On February 2, 1920, Soviet Russia and Estonia signed the Treaty of Tartu, a definitive peace agreement that ended the war. Each side agreed to recognize the sovereignty of the other; for the Estonians particularly, Russia ceased all claims “in perpetuity” of political and territorial sovereignty over Estonia. The border between the two states was agreed to be the region to the east of the Narva River and Setomaa in Russia, roughly corresponding to the battle lines at the end of the fighting, which allowed Estonia to gain a strategic buffer zone inside Russia.
The Russian Civil War was yet ongoing, and the Russian Bolshevik government had agreed to end hostilities with Estonia (and Finland) in order to concentrate greater numbers of the Red Army in other more precarious theaters of the civil war. In the period following the war, Estonia was recognized by more countries and was admitted to the League of Nations in September 1921.
(Taken from Estonian War of Independence – Wars of the 20th Century – Volume 4)

§ **LISTING**
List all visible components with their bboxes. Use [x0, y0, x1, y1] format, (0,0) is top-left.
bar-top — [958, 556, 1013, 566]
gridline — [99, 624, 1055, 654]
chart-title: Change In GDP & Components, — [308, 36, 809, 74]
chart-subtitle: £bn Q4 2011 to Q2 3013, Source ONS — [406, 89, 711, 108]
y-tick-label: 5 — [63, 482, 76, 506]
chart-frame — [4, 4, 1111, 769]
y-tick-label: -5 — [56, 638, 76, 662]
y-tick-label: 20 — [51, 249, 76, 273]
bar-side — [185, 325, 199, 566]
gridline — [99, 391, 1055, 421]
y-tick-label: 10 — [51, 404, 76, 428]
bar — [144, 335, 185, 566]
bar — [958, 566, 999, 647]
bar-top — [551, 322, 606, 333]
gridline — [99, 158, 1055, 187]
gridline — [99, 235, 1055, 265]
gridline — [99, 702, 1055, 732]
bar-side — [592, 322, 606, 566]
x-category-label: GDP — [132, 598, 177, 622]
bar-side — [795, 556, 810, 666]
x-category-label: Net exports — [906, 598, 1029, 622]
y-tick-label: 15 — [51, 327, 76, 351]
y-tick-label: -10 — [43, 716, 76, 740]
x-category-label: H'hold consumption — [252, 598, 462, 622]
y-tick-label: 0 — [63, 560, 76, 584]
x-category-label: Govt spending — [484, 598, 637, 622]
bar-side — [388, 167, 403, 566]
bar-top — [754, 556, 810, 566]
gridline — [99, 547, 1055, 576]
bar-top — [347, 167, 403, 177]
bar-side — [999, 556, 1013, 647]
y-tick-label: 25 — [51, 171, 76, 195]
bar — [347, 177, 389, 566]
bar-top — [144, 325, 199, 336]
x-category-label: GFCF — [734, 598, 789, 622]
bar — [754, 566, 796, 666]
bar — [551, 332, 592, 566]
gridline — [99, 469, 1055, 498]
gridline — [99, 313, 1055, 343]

§ **ACTIONS TO TAKE**
1. Answer these questions about the passage on the Treaty of Tartu:
(a) On what date did Soviet Russia and Estonia sign the treaty?
(b) Why had the Russian Bolshevik government agreed to end hostilities with Estonia?
(c) In what month and year was Estonia admitted to the League of Nations?
2. Write a continuation of the passage on the Treaty of Tartu, picking up after its final line.
The data are not needed for this work.

§ **ANSWERS TO THE TASKS**
1.
(a) February 2, 1920.
(b) It wanted to concentrate greater numbers of the Red Army in other, more precarious theaters of the civil war.
(c) September 1921.

2.
Background In the 16th century, Estonia was annexed by the Swedish Empire following the Livonian War which, in turn, in 1721 ceded the territory to the emerging Russian Empire following the latter’s victory in the Northern Wars. In both Swedish and Russian conquests, the local German authority in Estonia, now comprising the “Baltic German nobility”, was allowed to maintain local rule on behalf of the greater colonial power. By the mid-19th century, as a result of the French Revolution (1789-1799), a wave of nationalism swept across Europe, a phenomenon that touched into Estonia as well. In Estonia, for so long, the German language had predominated in administration and official functions, but for the first time, Estonian nationalists began to revere their own history, language, arts, culture, and traditions. The Russian government’s attempt at “Russification” (cultural and linguistic assimilation into the Russian state) of Estonia was spurned by the local people. The Estonian national identity also was accelerated by other factors: the abolition of serfdom in Estonia in 1816, growth of industrialization and workers’ organizations, increasing prosperity among Estonians who had acquired lands, and the formation of Estonian political movements. The Russian Empire opposed these nationalistic sentiments and enforced measures to suppress them. The political and social unrest that gripped Russia in 1905 further bolstered Estonian nationalism.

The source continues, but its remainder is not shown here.